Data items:
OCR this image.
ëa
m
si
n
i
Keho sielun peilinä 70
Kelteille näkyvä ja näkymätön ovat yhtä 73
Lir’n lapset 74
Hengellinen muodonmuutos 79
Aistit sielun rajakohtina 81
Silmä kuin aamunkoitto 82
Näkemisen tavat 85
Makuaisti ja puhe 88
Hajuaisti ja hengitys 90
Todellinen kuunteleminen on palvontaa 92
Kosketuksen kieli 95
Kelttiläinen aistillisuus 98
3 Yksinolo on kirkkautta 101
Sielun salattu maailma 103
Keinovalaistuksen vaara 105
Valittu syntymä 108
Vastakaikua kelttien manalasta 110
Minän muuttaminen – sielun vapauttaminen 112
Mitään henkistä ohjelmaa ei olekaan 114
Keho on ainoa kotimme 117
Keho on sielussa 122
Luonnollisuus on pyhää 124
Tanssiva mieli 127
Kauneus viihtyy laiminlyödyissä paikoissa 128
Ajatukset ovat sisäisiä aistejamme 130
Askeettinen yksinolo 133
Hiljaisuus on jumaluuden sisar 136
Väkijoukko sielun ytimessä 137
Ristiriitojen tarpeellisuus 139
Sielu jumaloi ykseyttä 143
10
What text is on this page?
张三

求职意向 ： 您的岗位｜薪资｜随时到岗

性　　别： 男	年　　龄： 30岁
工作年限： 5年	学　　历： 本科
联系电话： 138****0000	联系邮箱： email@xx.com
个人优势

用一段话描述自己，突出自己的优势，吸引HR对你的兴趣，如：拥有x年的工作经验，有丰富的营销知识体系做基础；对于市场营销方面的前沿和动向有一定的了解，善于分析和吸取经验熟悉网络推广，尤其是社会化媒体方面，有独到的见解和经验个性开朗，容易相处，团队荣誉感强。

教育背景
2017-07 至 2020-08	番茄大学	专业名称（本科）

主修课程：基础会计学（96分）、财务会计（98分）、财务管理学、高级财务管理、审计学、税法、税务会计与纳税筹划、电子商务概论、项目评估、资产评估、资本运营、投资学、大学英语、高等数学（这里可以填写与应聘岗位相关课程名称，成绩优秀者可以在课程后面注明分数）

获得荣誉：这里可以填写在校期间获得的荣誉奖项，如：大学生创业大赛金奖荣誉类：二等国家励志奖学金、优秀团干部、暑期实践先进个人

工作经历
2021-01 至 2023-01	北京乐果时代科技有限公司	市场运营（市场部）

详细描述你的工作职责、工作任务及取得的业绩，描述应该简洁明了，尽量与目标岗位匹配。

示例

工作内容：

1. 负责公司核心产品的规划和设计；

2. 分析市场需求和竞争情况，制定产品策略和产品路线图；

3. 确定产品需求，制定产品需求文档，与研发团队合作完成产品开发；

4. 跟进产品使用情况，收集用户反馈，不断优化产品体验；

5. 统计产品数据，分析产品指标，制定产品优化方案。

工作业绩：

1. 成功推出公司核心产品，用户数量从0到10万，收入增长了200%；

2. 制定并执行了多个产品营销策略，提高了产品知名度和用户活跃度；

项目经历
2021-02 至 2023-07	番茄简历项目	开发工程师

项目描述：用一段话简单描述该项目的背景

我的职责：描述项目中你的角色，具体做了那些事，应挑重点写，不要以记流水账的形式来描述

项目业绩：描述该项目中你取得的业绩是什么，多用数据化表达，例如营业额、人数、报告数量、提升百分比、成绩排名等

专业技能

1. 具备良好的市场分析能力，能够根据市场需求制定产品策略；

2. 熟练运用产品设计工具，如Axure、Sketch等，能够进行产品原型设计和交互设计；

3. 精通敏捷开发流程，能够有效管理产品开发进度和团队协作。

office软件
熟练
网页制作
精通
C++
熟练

WHAT TO DO: Quote the entire listing above exactly.

EXPECTED ANSWER:
OCR this image.
ëa
m
si
n
i
Keho sielun peilinä 70
Kelteille näkyvä ja näkymätön ovat yhtä 73
Lir’n lapset 74
Hengellinen muodonmuutos 79
Aistit sielun rajakohtina 81
Silmä kuin aamunkoitto 82
Näkemisen tavat 85
Makuaisti ja puhe 88
Hajuaisti ja hengitys 90
Todellinen kuunteleminen on palvontaa 92
Kosketuksen kieli 95
Kelttiläinen aistillisuus 98
3 Yksinolo on kirkkautta 101
Sielun salattu maailma 103
Keinovalaistuksen vaara 105
Valittu syntymä 108
Vastakaikua kelttien manalasta 110
Minän muuttaminen – sielun vapauttaminen 112
Mitään henkistä ohjelmaa ei olekaan 114
Keho on ainoa kotimme 117
Keho on sielussa 122
Luonnollisuus on pyhää 124
Tanssiva mieli 127
Kauneus viihtyy laiminlyödyissä paikoissa 128
Ajatukset ovat sisäisiä aistejamme 130
Askeettinen yksinolo 133
Hiljaisuus on jumaluuden sisar 136
Väkijoukko sielun ytimessä 137
Ristiriitojen tarpeellisuus 139
Sielu jumaloi ykseyttä 143
10
What text is on this page?
张三

求职意向 ： 您的岗位｜薪资｜随时到岗

性　　别： 男	年　　龄： 30岁
工作年限： 5年	学　　历： 本科
联系电话： 138****0000	联系邮箱： email@xx.com
个人优势

用一段话描述自己，突出自己的优势，吸引HR对你的兴趣，如：拥有x年的工作经验，有丰富的营销知识体系做基础；对于市场营销方面的前沿和动向有一定的了解，善于分析和吸取经验熟悉网络推广，尤其是社会化媒体方面，有独到的见解和经验个性开朗，容易相处，团队荣誉感强。

教育背景
2017-07 至 2020-08	番茄大学	专业名称（本科）

主修课程：基础会计学（96分）、财务会计（98分）、财务管理学、高级财务管理、审计学、税法、税务会计与纳税筹划、电子商务概论、项目评估、资产评估、资本运营、投资学、大学英语、高等数学（这里可以填写与应聘岗位相关课程名称，成绩优秀者可以在课程后面注明分数）

获得荣誉：这里可以填写在校期间获得的荣誉奖项，如：大学生创业大赛金奖荣誉类：二等国家励志奖学金、优秀团干部、暑期实践先进个人

工作经历
2021-01 至 2023-01	北京乐果时代科技有限公司	市场运营（市场部）

详细描述你的工作职责、工作任务及取得的业绩，描述应该简洁明了，尽量与目标岗位匹配。

示例

工作内容：

1. 负责公司核心产品的规划和设计；

2. 分析市场需求和竞争情况，制定产品策略和产品路线图；

3. 确定产品需求，制定产品需求文档，与研发团队合作完成产品开发；

4. 跟进产品使用情况，收集用户反馈，不断优化产品体验；

5. 统计产品数据，分析产品指标，制定产品优化方案。

工作业绩：

1. 成功推出公司核心产品，用户数量从0到10万，收入增长了200%；

2. 制定并执行了多个产品营销策略，提高了产品知名度和用户活跃度；

项目经历
2021-02 至 2023-07	番茄简历项目	开发工程师

项目描述：用一段话简单描述该项目的背景

我的职责：描述项目中你的角色，具体做了那些事，应挑重点写，不要以记流水账的形式来描述

项目业绩：描述该项目中你取得的业绩是什么，多用数据化表达，例如营业额、人数、报告数量、提升百分比、成绩排名等

专业技能

1. 具备良好的市场分析能力，能够根据市场需求制定产品策略；

2. 熟练运用产品设计工具，如Axure、Sketch等，能够进行产品原型设计和交互设计；

3. 精通敏捷开发流程，能够有效管理产品开发进度和团队协作。

office软件
熟练
网页制作
精通
C++
熟练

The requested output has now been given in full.